Gather every line below that contains the string "header", and copy each one in full. Case counts, so only matches with the same capitalization qualify.
*** Provided data ***
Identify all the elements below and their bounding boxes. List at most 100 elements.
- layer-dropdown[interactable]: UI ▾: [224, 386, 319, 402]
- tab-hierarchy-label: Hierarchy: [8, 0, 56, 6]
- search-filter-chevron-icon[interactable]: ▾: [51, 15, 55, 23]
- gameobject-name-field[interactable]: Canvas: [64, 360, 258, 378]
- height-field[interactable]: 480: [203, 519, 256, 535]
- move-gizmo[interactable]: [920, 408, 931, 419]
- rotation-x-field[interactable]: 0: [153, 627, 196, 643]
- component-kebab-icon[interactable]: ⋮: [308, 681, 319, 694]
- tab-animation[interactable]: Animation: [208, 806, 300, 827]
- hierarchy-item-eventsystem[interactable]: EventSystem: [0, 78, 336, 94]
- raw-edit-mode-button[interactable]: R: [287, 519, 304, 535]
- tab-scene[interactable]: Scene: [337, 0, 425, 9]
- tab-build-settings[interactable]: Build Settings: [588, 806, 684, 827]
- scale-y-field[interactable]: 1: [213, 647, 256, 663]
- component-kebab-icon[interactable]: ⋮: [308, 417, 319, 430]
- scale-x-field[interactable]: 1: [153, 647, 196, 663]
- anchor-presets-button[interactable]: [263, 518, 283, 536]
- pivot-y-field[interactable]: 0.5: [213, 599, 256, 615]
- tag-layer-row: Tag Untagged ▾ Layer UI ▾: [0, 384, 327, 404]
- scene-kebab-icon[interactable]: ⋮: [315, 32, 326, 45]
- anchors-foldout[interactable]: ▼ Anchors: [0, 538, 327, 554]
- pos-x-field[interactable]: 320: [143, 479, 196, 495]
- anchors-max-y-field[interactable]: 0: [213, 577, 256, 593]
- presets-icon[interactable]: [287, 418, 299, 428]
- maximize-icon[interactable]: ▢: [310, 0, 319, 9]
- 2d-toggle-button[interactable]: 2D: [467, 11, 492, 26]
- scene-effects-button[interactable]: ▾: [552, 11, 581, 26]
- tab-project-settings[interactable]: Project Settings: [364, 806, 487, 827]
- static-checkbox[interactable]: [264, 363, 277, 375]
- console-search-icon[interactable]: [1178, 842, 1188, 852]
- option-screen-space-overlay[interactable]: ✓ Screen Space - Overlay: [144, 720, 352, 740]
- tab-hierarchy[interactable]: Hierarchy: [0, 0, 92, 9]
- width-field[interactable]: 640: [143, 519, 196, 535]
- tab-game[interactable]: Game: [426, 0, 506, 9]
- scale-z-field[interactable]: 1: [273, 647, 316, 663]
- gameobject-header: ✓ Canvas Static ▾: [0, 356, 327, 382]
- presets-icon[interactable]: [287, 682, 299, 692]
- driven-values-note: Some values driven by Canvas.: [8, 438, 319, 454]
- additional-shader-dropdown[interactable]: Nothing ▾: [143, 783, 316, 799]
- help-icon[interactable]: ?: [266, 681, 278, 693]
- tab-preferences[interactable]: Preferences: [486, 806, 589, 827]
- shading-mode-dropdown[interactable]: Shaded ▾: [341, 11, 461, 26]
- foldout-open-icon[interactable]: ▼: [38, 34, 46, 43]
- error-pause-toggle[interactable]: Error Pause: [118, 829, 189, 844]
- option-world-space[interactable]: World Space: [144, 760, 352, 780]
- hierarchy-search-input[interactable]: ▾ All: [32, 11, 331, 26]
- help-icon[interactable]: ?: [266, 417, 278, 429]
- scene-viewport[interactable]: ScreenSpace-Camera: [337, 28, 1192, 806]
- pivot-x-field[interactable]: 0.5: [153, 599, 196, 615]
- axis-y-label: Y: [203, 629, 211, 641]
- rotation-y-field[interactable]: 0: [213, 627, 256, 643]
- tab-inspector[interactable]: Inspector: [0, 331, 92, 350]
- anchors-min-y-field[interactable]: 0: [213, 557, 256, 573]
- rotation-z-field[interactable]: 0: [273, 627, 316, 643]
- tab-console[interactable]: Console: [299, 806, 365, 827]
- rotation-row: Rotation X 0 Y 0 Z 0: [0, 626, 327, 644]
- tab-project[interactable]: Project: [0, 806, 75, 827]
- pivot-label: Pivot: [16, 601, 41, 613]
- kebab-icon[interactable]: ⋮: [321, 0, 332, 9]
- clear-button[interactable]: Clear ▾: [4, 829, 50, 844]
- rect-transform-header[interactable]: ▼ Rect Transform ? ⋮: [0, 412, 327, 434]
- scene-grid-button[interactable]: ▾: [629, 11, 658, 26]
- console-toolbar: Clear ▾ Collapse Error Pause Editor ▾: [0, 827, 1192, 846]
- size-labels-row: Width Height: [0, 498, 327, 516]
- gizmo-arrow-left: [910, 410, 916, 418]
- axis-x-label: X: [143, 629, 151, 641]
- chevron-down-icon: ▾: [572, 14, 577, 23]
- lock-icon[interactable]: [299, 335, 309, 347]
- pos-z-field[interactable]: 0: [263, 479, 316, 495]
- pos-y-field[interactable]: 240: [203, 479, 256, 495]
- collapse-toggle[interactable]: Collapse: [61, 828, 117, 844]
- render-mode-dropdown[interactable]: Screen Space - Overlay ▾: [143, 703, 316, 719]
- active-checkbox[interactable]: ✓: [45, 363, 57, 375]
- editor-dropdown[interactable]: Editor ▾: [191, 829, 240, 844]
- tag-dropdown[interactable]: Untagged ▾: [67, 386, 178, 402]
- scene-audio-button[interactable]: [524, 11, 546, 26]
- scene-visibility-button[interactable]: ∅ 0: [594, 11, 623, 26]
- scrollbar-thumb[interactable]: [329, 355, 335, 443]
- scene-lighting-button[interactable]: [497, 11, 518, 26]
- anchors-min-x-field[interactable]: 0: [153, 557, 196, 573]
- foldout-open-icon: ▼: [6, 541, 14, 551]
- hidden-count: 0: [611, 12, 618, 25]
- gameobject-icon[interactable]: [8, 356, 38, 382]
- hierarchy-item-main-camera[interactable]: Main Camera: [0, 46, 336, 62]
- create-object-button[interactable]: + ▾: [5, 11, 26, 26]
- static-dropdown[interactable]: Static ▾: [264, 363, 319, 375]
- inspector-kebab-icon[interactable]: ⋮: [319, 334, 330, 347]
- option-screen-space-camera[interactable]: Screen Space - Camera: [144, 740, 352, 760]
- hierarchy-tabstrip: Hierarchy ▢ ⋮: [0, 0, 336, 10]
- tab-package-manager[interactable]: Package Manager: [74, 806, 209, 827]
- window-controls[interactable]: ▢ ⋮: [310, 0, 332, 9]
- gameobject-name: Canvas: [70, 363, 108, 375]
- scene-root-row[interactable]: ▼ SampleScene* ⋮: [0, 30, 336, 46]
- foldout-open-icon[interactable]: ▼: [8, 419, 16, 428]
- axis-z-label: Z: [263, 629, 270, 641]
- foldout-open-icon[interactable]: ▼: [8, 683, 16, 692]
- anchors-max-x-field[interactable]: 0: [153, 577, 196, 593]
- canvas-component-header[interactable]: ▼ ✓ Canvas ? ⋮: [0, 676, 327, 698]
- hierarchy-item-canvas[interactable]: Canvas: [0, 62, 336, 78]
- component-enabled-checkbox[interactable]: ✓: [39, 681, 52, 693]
***
*Worked answer*:
- gameobject-header: ✓ Canvas Static ▾: [0, 356, 327, 382]
- rect-transform-header[interactable]: ▼ Rect Transform ? ⋮: [0, 412, 327, 434]
- canvas-component-header[interactable]: ▼ ✓ Canvas ? ⋮: [0, 676, 327, 698]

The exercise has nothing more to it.